Exercise objective: Here are some records. Copy each one exactly.

--------

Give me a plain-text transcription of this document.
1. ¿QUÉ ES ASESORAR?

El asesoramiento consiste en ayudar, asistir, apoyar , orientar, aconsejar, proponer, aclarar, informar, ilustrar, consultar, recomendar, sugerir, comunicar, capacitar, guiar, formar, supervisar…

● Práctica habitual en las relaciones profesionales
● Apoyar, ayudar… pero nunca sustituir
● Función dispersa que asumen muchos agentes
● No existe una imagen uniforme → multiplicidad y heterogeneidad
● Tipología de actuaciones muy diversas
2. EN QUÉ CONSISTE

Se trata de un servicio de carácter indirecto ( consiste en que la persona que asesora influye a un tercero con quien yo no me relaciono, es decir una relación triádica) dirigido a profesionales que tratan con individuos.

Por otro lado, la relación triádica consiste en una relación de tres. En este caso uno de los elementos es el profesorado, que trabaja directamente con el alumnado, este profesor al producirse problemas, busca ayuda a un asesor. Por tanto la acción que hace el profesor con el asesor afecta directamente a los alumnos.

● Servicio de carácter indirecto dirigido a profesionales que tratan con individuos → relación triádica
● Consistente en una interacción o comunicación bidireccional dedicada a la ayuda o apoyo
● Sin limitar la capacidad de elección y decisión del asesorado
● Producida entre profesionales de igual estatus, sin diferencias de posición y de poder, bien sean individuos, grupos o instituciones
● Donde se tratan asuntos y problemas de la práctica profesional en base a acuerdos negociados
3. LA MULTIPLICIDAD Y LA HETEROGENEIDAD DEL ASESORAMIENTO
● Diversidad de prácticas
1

--------

The result:
Give me a plain-text transcription of this document.
1. ¿QUÉ ES ASESORAR?

El asesoramiento consiste en ayudar, asistir, apoyar , orientar, aconsejar, proponer, aclarar, informar, ilustrar, consultar, recomendar, sugerir, comunicar, capacitar, guiar, formar, supervisar…

● Práctica habitual en las relaciones profesionales
● Apoyar, ayudar… pero nunca sustituir
● Función dispersa que asumen muchos agentes
● No existe una imagen uniforme → multiplicidad y heterogeneidad
● Tipología de actuaciones muy diversas
2. EN QUÉ CONSISTE

Se trata de un servicio de carácter indirecto ( consiste en que la persona que asesora influye a un tercero con quien yo no me relaciono, es decir una relación triádica) dirigido a profesionales que tratan con individuos.

Por otro lado, la relación triádica consiste en una relación de tres. En este caso uno de los elementos es el profesorado, que trabaja directamente con el alumnado, este profesor al producirse problemas, busca ayuda a un asesor. Por tanto la acción que hace el profesor con el asesor afecta directamente a los alumnos.

● Servicio de carácter indirecto dirigido a profesionales que tratan con individuos → relación triádica
● Consistente en una interacción o comunicación bidireccional dedicada a la ayuda o apoyo
● Sin limitar la capacidad de elección y decisión del asesorado
● Producida entre profesionales de igual estatus, sin diferencias de posición y de poder, bien sean individuos, grupos o instituciones
● Donde se tratan asuntos y problemas de la práctica profesional en base a acuerdos negociados
3. LA MULTIPLICIDAD Y LA HETEROGENEIDAD DEL ASESORAMIENTO
● Diversidad de prácticas
1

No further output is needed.